## Given instruction
Take every line that has the string "ylabel" and copy it out.

## Given data

┄┄┄┄┄┄┄┄┄┄┄┄┄┄┄┄┄┄┄┄

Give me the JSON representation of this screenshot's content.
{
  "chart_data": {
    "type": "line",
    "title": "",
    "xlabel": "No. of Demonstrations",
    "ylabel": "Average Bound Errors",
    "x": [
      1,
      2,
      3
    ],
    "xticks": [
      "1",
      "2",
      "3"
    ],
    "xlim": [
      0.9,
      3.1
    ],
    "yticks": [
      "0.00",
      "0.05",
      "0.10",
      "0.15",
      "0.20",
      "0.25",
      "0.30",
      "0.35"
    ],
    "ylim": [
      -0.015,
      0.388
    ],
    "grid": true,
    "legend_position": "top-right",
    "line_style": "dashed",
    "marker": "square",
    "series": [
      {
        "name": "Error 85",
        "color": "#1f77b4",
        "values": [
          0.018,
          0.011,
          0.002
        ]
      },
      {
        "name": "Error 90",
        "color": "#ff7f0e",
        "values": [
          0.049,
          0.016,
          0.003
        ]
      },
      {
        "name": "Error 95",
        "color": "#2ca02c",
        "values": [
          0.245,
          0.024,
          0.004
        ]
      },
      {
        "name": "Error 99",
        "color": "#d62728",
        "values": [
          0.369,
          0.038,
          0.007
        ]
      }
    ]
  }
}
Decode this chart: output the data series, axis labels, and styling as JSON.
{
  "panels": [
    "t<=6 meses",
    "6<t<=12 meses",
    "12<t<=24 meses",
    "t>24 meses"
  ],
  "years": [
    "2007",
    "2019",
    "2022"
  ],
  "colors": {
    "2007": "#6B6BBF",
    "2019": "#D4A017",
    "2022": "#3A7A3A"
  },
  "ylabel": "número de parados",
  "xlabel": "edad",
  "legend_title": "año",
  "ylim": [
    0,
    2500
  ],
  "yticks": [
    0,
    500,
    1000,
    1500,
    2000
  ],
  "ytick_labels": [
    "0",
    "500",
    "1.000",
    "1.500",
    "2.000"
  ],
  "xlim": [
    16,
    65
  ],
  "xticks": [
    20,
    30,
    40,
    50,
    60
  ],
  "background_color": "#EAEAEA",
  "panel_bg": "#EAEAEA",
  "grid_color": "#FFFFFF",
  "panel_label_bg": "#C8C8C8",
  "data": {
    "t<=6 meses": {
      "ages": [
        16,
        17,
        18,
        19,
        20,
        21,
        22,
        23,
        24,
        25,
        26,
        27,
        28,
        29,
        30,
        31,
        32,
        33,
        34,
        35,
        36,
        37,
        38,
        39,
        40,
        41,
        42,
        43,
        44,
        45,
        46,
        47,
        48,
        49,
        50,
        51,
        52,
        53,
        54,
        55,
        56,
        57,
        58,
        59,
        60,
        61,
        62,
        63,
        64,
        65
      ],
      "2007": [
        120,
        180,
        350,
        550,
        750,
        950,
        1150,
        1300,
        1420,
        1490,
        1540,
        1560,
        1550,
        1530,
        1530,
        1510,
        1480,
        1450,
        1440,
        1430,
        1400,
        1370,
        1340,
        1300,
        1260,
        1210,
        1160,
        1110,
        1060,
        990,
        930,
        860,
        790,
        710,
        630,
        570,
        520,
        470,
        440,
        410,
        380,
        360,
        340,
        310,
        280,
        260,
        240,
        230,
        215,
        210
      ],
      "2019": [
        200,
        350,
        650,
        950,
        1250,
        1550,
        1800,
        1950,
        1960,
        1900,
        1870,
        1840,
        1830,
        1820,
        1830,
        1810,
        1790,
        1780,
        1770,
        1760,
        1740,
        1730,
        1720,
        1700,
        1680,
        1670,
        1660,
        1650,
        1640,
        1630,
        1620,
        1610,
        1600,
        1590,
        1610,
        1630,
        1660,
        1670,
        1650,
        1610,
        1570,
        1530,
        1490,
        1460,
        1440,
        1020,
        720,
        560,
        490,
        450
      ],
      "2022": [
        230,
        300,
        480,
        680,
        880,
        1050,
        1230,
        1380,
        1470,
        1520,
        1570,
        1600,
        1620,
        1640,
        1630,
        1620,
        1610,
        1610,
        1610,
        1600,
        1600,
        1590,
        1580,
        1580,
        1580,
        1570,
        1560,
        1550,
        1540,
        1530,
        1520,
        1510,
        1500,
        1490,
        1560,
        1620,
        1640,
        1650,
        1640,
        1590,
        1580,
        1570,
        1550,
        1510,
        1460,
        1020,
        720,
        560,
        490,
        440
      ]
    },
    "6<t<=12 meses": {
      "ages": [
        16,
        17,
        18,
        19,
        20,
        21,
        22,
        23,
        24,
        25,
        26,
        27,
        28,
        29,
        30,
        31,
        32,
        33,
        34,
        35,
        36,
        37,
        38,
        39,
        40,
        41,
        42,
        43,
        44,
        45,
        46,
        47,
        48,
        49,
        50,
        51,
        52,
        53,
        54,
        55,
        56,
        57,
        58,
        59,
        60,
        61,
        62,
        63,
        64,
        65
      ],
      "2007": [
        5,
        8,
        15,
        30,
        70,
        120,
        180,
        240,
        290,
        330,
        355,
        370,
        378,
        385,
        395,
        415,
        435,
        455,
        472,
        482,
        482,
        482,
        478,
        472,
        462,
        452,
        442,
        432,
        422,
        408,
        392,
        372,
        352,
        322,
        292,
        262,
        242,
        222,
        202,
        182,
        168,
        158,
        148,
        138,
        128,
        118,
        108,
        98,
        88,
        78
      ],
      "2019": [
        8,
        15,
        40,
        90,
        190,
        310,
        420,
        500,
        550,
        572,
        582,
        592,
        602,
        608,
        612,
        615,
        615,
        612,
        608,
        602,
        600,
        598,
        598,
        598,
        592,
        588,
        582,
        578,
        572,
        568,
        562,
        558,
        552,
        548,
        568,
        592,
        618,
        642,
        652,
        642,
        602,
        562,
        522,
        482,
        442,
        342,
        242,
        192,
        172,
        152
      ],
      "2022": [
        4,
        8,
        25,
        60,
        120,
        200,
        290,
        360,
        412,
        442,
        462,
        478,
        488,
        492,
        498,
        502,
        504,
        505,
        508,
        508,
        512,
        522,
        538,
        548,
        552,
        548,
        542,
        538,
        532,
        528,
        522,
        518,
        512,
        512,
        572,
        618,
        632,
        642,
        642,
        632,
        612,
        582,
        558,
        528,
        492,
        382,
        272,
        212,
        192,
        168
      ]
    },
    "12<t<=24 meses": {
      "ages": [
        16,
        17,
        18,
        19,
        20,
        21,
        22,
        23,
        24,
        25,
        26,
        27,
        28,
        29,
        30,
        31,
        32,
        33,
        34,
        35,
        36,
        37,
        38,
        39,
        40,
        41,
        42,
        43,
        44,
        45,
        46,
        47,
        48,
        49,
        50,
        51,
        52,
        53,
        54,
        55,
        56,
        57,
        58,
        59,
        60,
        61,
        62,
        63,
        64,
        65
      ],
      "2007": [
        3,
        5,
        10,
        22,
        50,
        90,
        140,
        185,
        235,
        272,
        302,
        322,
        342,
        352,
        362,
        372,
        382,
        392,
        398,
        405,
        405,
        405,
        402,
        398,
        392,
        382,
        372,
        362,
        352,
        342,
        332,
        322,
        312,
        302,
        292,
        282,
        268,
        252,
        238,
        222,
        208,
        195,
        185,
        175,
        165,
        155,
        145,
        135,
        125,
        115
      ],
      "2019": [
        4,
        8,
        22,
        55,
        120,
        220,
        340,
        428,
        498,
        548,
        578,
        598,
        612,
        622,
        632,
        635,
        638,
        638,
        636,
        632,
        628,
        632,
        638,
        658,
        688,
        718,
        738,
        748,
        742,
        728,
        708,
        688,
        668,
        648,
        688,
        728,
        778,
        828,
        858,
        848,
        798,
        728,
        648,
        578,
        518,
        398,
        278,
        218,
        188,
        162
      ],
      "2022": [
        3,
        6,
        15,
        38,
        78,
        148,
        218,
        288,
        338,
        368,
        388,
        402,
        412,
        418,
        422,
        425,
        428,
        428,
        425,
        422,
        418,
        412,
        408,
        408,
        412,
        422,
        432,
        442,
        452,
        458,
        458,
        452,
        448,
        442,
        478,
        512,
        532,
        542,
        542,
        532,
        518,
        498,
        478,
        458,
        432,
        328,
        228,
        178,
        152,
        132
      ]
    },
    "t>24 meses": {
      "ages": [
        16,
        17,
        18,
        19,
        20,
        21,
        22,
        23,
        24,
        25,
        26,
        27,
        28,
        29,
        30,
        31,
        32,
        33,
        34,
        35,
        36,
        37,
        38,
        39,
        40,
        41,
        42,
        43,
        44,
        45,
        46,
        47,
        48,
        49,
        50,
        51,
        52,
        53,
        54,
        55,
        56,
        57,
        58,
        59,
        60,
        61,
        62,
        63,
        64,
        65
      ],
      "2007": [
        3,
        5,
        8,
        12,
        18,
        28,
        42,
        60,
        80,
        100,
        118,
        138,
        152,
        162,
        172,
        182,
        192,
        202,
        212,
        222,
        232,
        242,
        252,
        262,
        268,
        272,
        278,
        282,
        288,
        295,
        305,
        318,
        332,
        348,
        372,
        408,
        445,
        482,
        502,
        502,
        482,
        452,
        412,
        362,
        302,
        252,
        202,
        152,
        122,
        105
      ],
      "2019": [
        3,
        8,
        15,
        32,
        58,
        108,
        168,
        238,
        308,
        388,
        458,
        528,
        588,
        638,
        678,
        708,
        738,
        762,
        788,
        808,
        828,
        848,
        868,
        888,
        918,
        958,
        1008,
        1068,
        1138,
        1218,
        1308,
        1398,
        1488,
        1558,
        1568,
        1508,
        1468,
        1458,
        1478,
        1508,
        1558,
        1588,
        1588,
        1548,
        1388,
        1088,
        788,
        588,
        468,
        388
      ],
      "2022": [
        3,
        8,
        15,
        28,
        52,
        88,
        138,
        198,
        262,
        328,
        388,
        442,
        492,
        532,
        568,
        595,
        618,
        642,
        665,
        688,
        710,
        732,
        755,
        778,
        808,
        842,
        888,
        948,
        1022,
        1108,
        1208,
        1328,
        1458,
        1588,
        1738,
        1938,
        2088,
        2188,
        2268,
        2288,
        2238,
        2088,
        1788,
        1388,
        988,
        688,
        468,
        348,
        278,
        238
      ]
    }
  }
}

┄┄┄┄┄┄┄┄┄┄┄┄┄┄┄┄┄┄┄┄

## Complete output
    "ylabel": "Average Bound Errors",
  "ylabel": "número de parados",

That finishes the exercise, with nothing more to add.